*What to do:* Look through the data below. Pick out the lines holding the string "plus".

[Start Input rows]

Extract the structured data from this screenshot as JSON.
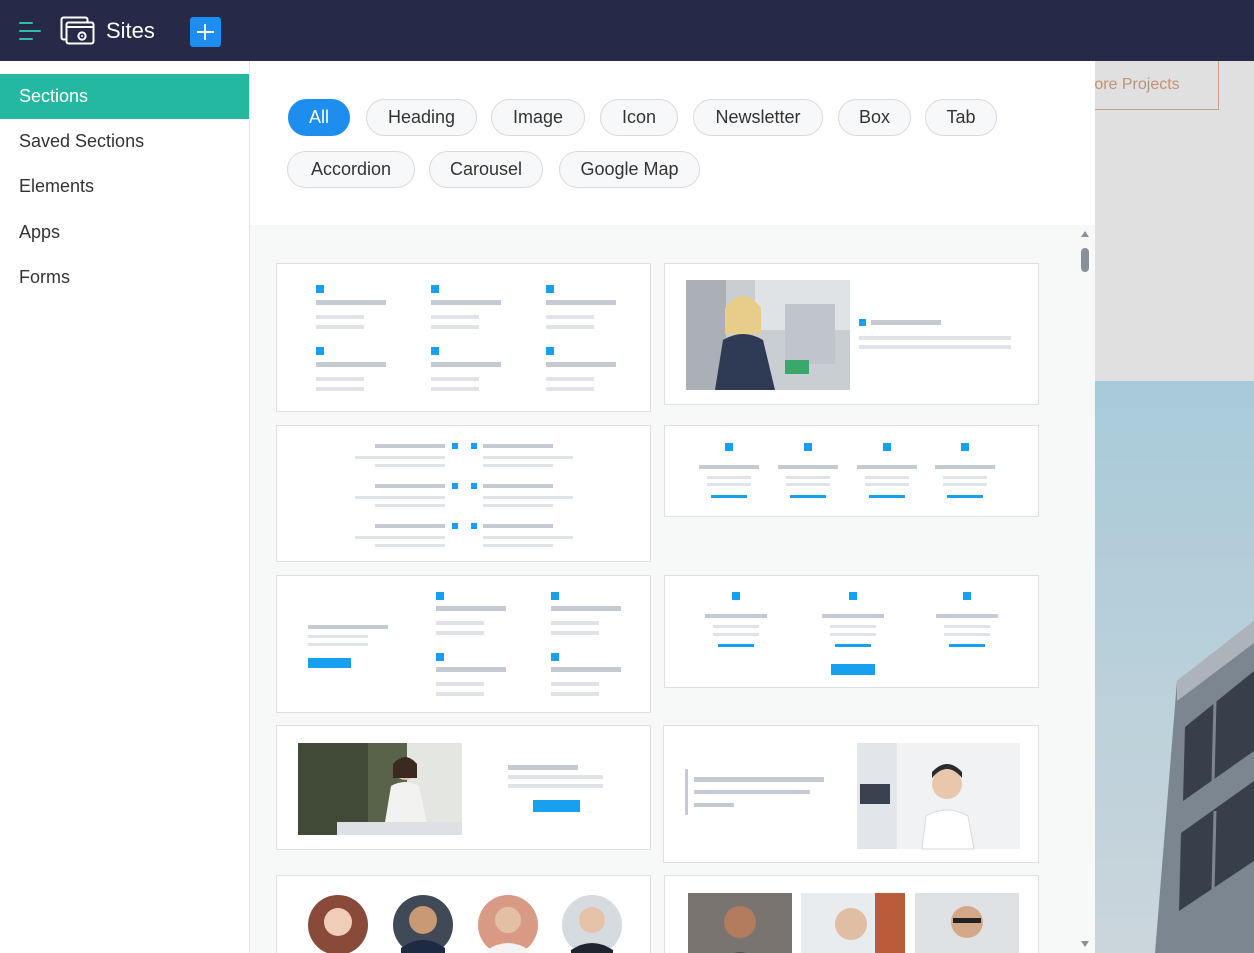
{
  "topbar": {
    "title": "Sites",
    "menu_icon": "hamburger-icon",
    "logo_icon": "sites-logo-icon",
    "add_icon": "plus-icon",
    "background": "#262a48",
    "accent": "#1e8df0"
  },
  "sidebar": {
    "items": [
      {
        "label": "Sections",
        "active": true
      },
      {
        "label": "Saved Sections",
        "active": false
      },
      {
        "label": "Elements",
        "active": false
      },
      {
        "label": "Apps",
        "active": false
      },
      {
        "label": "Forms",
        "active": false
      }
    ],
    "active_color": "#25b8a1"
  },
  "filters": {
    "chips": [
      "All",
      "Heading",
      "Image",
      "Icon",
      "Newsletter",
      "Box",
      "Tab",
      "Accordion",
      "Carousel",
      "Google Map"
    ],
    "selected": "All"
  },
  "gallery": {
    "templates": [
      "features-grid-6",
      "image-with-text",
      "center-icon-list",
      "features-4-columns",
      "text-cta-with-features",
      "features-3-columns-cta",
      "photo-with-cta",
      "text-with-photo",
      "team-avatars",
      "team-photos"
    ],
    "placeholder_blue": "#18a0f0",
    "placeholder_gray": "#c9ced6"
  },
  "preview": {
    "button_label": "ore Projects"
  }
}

[End Input rows]
[Start Input rows]

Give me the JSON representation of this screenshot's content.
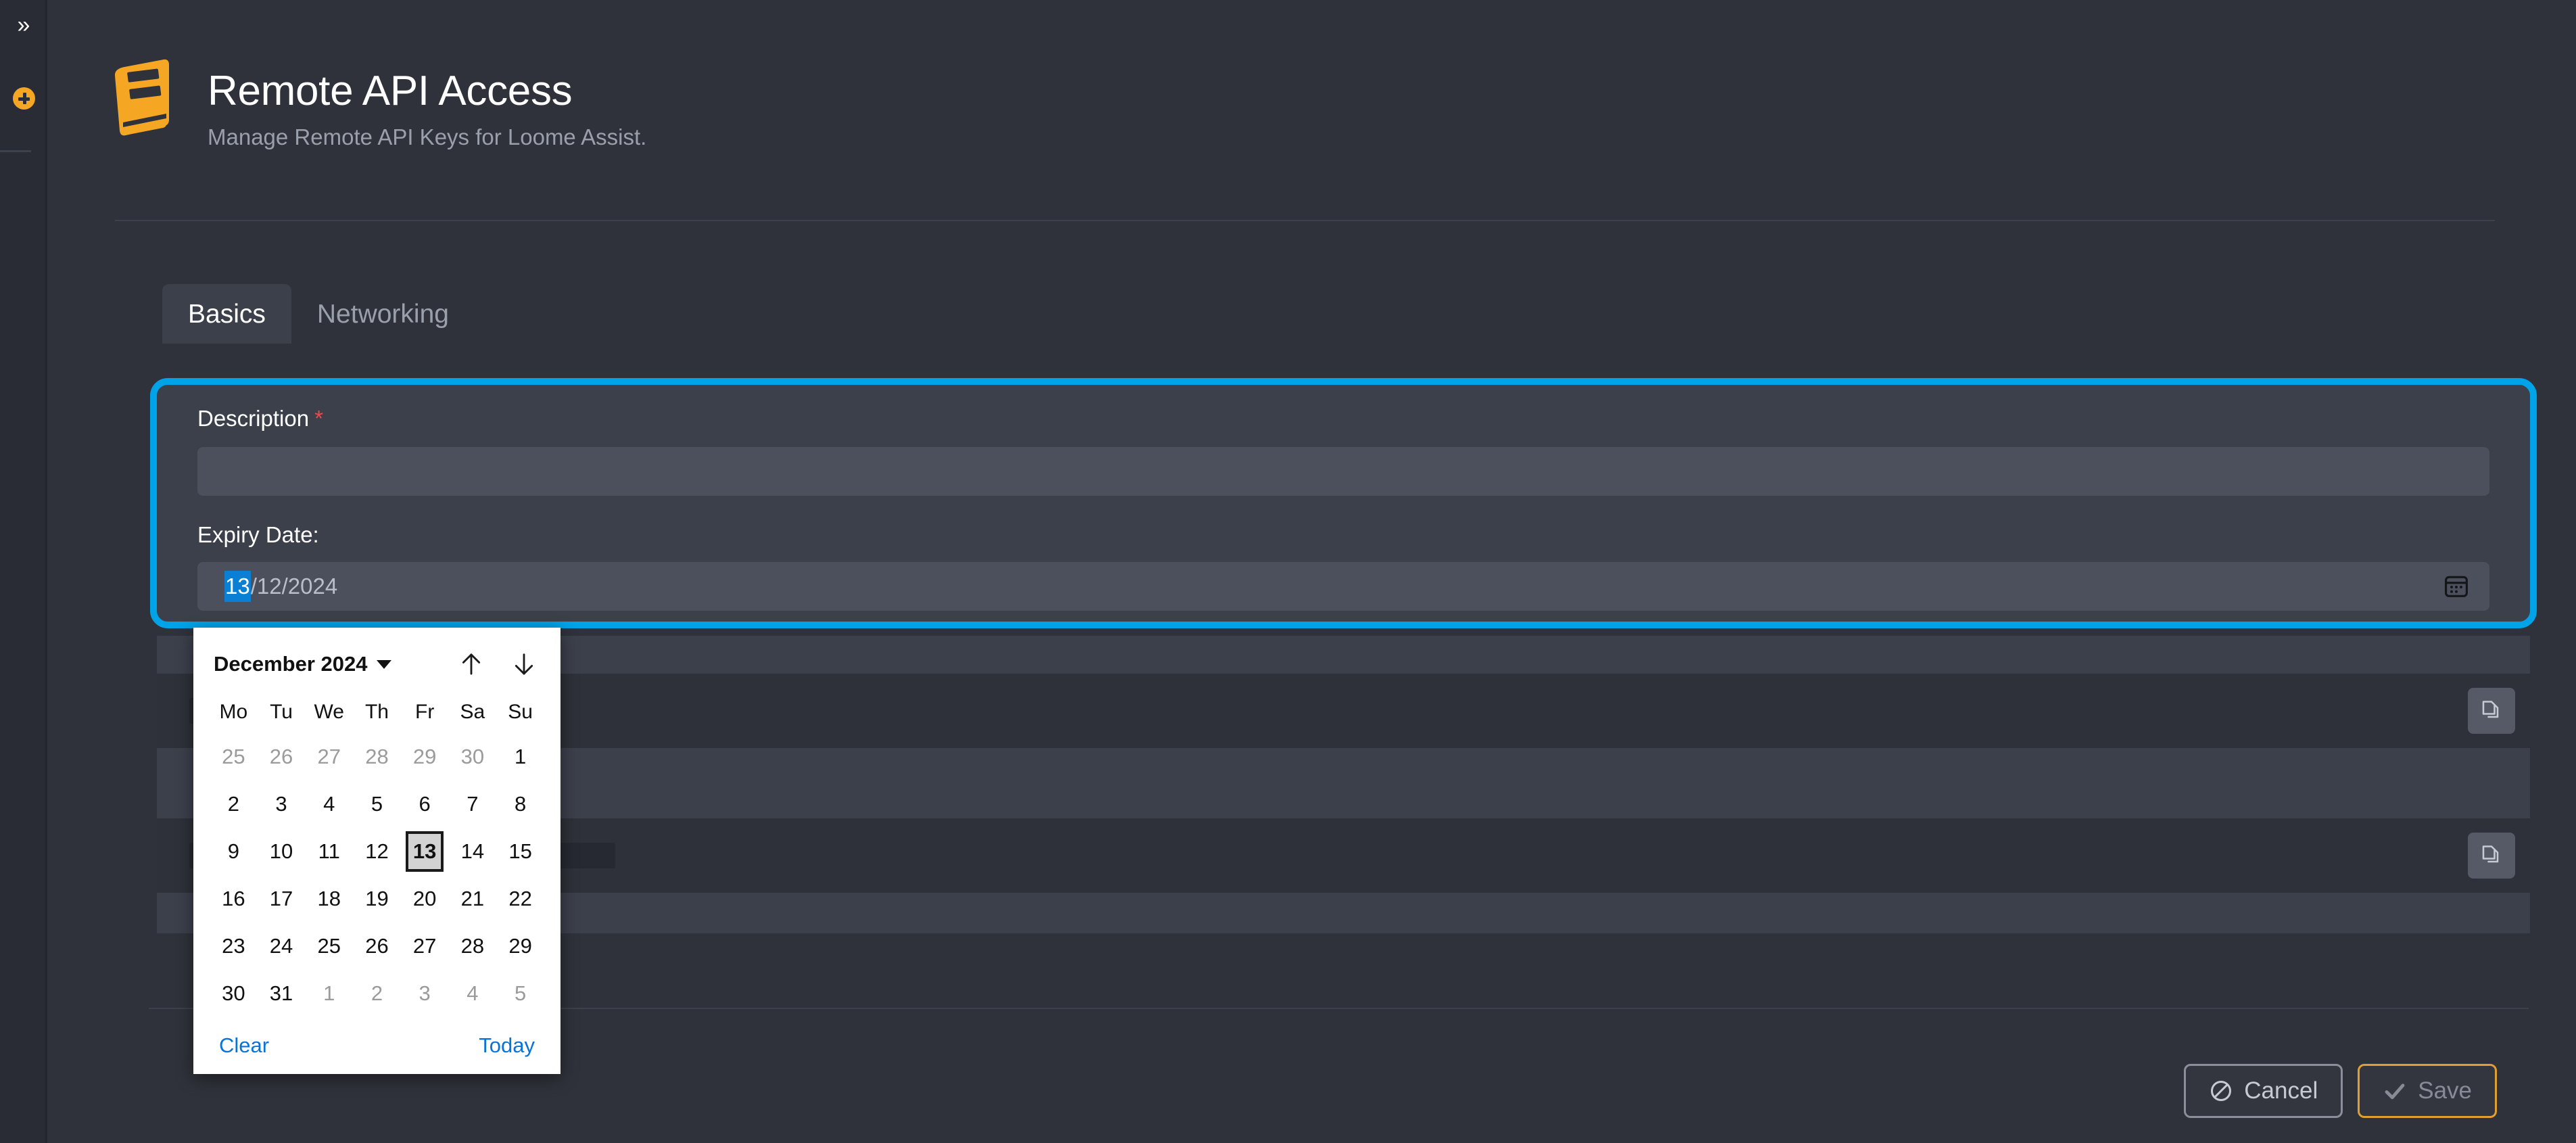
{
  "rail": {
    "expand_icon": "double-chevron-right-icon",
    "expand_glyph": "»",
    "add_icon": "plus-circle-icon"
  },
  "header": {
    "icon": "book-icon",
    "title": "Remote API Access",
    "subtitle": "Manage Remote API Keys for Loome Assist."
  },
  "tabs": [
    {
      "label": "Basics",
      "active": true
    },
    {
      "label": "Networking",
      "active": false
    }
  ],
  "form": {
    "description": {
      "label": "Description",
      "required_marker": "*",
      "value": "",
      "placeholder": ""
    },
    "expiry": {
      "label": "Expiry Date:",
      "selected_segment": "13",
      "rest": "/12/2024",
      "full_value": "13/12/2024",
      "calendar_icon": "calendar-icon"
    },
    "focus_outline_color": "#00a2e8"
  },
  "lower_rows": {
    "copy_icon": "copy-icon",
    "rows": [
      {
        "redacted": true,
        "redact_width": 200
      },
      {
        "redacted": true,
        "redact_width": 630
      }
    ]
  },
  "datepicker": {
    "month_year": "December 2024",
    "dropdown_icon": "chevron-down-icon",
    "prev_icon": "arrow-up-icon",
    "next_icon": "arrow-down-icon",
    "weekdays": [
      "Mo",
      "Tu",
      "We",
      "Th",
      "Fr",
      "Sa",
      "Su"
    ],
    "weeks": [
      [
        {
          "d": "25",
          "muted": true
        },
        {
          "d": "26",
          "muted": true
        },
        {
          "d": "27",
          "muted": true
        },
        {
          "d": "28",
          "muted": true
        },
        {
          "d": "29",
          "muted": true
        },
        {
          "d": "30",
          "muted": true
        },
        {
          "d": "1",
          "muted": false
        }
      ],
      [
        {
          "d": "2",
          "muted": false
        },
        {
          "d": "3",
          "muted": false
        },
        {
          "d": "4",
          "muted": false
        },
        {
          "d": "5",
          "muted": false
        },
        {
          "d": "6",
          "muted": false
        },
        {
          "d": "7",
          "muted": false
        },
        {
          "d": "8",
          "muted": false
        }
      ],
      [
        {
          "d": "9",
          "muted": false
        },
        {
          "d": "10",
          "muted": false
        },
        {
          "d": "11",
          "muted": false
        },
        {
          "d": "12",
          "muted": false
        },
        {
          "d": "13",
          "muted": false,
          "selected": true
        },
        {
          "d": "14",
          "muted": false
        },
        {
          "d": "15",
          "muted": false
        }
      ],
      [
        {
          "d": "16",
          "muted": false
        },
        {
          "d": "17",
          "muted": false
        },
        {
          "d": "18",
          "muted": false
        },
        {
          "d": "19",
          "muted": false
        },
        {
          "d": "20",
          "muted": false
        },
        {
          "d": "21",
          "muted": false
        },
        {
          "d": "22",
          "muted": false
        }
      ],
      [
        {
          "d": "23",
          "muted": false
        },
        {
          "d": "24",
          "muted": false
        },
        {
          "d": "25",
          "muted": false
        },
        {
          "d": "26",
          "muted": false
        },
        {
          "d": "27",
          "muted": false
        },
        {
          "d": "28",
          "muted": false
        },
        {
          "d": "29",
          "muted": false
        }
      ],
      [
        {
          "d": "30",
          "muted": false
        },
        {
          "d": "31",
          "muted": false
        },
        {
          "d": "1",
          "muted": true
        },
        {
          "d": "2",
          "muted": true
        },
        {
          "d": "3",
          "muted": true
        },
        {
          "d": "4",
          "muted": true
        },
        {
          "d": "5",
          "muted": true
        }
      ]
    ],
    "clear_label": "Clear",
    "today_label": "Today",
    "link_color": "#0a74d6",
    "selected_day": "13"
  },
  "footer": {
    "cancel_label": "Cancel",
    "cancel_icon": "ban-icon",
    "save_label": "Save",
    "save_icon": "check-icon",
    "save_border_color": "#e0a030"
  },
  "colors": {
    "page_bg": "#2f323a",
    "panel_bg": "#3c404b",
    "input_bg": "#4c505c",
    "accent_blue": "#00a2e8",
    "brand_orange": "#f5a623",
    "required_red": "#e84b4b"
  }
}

[End Input rows]

*Exercise output:*
    "add_icon": "plus-icon",
    "add_icon": "plus-circle-icon"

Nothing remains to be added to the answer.